[start]
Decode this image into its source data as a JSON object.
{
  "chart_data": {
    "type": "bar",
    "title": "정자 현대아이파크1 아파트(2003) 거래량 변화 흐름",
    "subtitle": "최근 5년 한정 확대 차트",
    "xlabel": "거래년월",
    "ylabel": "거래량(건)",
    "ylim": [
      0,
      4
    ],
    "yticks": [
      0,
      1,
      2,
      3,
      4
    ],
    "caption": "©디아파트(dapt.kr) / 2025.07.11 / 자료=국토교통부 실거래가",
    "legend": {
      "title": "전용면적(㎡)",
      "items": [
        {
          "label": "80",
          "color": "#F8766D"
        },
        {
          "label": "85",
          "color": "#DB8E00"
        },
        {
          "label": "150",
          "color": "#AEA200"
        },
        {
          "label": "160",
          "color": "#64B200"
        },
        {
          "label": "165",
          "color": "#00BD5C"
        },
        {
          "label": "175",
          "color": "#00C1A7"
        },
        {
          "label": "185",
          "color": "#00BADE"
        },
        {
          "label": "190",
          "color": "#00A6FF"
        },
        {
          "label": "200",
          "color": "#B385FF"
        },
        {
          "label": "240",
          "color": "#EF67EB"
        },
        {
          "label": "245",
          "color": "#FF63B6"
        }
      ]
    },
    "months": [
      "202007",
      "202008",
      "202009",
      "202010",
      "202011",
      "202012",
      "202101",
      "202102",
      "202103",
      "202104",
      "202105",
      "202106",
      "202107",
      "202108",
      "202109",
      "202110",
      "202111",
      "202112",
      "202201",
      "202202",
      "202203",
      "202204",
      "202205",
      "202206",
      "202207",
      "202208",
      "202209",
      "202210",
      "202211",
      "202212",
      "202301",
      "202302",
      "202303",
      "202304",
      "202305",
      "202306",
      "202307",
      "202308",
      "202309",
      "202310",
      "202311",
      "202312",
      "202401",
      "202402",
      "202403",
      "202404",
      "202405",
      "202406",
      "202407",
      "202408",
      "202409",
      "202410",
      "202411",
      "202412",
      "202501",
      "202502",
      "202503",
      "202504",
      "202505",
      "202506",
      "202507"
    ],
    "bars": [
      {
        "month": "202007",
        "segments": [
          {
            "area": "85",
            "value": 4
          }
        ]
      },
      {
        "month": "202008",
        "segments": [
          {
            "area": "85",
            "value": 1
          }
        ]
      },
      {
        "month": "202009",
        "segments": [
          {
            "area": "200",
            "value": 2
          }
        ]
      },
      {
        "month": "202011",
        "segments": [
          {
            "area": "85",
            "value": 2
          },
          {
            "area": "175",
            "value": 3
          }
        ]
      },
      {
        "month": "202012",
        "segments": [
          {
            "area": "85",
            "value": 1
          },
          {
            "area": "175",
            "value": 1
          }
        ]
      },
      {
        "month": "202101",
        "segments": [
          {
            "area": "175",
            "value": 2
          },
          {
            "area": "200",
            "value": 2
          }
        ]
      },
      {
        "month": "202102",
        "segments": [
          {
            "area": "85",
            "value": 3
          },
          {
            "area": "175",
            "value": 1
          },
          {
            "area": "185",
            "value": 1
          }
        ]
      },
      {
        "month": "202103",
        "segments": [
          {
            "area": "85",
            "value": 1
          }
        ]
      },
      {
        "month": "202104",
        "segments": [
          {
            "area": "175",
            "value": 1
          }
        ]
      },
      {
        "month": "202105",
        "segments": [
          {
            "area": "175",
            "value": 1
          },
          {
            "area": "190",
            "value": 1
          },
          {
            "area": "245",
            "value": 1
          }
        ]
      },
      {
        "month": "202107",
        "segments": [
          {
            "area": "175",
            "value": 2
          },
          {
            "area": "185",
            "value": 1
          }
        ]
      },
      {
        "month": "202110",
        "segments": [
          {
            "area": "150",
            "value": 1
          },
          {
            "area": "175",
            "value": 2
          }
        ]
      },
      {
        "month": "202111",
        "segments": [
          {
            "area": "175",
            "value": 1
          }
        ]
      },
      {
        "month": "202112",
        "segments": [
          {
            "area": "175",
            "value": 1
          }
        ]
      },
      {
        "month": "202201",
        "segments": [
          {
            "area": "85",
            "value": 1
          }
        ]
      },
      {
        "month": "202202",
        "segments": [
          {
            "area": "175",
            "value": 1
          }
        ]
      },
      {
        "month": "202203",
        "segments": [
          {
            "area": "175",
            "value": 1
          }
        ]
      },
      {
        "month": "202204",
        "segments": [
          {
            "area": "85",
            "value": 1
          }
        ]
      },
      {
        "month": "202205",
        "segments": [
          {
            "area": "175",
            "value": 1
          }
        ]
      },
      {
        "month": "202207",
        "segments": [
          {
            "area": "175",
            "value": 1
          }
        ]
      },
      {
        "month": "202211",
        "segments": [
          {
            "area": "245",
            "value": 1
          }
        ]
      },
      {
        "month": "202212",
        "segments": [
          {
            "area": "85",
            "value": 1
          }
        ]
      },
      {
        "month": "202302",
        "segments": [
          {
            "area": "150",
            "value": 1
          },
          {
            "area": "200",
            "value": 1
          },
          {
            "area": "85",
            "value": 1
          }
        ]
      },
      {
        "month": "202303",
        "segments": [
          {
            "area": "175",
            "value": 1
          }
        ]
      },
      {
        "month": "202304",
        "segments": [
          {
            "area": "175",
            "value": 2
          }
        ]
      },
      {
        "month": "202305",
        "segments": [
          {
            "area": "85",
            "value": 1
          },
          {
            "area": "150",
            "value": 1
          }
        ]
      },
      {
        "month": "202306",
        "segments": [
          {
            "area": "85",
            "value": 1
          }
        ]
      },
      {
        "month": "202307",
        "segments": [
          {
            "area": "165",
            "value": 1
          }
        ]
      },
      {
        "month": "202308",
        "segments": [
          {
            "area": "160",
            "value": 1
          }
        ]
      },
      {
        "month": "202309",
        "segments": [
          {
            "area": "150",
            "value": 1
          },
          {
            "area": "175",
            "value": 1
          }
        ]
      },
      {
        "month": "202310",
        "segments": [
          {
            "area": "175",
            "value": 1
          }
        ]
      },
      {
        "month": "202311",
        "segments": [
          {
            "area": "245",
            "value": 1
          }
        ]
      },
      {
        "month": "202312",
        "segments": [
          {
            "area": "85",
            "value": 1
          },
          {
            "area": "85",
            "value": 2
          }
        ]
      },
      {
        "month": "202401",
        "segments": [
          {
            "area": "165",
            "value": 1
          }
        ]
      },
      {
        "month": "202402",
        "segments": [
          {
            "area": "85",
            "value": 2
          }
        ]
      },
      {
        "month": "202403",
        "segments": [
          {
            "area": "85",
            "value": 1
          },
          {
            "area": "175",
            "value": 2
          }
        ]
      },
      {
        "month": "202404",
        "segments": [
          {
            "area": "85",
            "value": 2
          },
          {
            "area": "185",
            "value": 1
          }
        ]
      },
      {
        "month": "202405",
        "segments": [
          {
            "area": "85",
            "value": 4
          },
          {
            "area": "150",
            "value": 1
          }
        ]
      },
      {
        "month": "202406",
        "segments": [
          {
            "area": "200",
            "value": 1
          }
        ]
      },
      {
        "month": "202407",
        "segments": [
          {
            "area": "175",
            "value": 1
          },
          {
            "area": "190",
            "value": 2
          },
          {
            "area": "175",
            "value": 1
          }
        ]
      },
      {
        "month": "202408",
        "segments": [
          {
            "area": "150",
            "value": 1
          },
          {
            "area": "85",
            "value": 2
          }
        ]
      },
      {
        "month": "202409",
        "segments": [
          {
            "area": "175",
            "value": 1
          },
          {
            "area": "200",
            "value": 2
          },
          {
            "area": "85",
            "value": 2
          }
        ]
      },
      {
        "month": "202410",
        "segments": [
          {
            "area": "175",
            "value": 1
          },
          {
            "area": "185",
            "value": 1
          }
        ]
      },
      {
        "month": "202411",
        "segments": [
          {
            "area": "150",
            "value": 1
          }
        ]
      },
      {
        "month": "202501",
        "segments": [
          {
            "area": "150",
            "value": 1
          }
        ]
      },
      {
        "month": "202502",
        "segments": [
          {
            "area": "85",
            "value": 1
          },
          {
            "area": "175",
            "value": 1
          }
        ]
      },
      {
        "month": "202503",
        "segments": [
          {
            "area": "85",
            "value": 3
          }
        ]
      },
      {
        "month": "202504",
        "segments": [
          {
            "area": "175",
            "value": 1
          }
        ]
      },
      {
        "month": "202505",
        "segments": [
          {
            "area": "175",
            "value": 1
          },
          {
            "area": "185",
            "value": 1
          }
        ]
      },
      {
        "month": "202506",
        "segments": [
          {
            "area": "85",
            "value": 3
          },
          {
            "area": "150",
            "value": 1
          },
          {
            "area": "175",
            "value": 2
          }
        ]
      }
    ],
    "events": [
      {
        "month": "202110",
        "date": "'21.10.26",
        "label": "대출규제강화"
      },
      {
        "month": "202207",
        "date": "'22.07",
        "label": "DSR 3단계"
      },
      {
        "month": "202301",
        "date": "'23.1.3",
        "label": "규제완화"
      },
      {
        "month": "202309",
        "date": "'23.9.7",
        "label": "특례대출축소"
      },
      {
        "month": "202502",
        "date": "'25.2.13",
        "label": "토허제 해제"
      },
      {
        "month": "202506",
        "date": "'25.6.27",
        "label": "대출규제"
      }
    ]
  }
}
[end]
* What the task asks
Look for lines containing the string "date" and copy them all.

* Response
        "date": "'21.10.26",
        "date": "'22.07",
        "date": "'23.1.3",
        "date": "'23.9.7",
        "date": "'25.2.13",
        "date": "'25.6.27",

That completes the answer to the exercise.